> **What this task involves**
For each line below that includes the word "pair", make a copy.
▬▬▬▬▬▬▬▬▬▬
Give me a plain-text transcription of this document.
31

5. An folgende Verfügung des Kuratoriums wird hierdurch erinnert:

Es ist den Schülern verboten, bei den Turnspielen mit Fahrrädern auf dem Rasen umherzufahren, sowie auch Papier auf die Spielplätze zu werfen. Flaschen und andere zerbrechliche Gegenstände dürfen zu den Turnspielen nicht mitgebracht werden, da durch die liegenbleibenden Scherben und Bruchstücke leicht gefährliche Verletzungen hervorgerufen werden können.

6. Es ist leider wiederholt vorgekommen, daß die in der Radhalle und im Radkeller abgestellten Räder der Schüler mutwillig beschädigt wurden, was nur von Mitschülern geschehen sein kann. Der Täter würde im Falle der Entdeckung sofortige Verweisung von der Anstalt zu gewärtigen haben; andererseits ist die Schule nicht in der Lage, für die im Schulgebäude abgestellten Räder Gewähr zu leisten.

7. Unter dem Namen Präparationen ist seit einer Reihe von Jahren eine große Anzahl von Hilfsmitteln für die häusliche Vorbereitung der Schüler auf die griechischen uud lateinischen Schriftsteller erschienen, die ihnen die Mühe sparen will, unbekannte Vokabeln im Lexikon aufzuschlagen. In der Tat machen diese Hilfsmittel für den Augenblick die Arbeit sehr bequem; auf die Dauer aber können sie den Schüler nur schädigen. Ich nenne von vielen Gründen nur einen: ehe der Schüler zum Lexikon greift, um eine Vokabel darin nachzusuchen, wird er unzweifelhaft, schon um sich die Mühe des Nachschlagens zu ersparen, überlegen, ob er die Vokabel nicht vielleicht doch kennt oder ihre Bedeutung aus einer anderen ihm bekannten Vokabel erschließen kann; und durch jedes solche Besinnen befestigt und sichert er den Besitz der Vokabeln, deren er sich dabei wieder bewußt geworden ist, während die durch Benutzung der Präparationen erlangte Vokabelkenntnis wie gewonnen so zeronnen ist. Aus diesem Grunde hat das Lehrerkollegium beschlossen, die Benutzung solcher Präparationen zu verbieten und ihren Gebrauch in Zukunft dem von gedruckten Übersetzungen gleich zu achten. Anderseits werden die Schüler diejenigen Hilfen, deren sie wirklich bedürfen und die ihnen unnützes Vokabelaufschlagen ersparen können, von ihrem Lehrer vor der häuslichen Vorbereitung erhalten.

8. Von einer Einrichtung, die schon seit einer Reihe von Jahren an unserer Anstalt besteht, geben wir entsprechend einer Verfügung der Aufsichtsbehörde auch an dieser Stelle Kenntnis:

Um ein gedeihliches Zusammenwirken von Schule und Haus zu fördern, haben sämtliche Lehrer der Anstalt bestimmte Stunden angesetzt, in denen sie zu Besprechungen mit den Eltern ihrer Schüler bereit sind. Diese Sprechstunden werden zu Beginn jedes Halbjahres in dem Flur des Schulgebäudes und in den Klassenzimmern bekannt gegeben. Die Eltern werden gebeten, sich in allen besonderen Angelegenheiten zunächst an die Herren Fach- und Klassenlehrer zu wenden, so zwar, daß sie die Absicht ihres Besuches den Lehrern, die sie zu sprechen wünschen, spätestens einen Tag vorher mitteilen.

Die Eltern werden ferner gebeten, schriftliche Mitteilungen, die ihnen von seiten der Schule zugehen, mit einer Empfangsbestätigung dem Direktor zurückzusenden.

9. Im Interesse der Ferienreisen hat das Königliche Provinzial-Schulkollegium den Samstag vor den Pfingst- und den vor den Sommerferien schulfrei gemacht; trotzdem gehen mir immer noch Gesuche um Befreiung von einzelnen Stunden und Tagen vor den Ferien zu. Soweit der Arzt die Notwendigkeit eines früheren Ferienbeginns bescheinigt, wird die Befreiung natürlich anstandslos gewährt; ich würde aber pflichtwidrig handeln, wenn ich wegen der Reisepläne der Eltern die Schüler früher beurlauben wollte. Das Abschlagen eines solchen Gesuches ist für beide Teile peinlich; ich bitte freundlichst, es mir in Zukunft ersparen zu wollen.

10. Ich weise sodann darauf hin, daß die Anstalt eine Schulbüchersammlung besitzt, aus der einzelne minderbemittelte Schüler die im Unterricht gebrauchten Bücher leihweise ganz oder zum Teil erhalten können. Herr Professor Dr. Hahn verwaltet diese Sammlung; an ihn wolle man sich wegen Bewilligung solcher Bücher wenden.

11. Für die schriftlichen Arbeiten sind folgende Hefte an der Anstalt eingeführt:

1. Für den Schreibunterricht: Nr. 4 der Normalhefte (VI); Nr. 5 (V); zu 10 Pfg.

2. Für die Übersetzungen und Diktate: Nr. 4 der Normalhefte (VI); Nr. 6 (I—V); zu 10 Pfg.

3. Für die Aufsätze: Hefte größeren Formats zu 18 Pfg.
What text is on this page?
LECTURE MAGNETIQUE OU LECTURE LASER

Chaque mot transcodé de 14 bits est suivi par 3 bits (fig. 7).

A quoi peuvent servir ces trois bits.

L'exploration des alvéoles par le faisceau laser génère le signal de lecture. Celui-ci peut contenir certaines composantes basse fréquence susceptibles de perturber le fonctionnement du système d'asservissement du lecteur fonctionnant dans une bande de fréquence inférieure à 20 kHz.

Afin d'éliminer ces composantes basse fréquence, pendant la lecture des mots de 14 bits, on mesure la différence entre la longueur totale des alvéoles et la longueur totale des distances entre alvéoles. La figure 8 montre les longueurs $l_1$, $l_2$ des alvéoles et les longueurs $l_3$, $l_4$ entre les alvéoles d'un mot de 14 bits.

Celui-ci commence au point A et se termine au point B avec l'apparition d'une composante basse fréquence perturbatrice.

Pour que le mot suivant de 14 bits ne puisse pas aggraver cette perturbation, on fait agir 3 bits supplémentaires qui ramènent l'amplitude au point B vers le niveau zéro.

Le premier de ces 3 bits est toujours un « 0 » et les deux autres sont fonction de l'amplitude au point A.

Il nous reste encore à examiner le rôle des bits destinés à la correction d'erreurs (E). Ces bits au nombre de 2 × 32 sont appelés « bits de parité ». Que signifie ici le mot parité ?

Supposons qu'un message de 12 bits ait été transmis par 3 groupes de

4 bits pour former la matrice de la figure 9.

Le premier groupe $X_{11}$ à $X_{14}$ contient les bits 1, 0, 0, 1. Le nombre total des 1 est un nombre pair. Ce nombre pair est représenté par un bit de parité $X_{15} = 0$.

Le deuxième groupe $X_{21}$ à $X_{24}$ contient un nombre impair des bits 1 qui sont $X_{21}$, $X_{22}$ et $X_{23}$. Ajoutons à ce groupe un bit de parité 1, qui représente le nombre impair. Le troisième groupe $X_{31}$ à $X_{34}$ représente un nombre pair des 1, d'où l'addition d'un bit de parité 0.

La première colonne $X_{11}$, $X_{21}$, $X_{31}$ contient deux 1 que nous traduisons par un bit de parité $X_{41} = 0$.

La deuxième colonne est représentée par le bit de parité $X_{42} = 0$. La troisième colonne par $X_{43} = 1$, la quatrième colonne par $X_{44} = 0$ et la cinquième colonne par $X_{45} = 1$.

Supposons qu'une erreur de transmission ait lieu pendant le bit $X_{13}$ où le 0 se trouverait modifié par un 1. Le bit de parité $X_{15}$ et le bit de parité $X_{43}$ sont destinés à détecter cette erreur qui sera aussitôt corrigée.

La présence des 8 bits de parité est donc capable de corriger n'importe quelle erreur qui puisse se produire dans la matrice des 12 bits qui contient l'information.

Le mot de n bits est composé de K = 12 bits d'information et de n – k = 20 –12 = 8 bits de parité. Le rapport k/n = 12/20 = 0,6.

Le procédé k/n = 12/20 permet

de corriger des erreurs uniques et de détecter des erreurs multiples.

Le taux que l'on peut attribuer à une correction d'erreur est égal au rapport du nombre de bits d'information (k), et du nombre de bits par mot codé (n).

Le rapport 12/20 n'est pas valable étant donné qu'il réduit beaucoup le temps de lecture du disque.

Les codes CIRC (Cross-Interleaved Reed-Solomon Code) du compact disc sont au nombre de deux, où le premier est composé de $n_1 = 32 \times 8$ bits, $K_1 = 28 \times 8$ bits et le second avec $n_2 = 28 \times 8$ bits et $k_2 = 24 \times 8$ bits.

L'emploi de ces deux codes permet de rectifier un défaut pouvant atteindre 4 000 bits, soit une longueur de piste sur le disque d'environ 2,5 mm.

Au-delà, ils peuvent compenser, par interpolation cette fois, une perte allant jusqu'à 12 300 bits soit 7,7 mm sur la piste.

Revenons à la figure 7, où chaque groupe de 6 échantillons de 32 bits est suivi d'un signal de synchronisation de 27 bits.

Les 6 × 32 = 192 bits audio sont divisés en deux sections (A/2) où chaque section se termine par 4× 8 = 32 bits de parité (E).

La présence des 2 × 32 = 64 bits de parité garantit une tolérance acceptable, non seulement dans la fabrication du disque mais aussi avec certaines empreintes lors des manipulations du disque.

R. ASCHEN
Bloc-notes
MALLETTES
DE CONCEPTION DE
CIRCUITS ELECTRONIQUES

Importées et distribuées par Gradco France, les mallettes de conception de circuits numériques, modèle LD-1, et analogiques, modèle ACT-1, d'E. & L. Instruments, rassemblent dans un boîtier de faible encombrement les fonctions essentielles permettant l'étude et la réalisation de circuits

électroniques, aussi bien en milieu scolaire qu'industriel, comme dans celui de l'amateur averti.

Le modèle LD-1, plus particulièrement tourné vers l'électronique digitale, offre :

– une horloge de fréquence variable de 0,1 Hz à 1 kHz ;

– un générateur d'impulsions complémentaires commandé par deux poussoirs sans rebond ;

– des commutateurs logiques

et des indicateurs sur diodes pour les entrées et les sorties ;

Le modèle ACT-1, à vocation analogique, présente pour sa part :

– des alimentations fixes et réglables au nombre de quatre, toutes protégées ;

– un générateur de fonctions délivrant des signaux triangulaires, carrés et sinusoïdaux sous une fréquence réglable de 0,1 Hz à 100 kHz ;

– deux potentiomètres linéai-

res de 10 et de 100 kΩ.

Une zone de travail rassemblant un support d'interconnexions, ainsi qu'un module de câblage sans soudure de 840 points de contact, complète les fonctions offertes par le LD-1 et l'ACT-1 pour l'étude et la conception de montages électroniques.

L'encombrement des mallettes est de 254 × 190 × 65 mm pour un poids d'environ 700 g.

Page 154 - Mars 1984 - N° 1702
▬▬▬▬▬▬▬▬▬▬
> **Exercise answer**
Le premier groupe $X_{11}$ à $X_{14}$ contient les bits 1, 0, 0, 1. Le nombre total des 1 est un nombre pair. Ce nombre pair est représenté par un bit de parité $X_{15} = 0$.
Le deuxième groupe $X_{21}$ à $X_{24}$ contient un nombre impair des bits 1 qui sont $X_{21}$, $X_{22}$ et $X_{23}$. Ajoutons à ce groupe un bit de parité 1, qui représente le nombre impair. Le troisième groupe $X_{31}$ à $X_{34}$ représente un nombre pair des 1, d'où l'addition d'un bit de parité 0.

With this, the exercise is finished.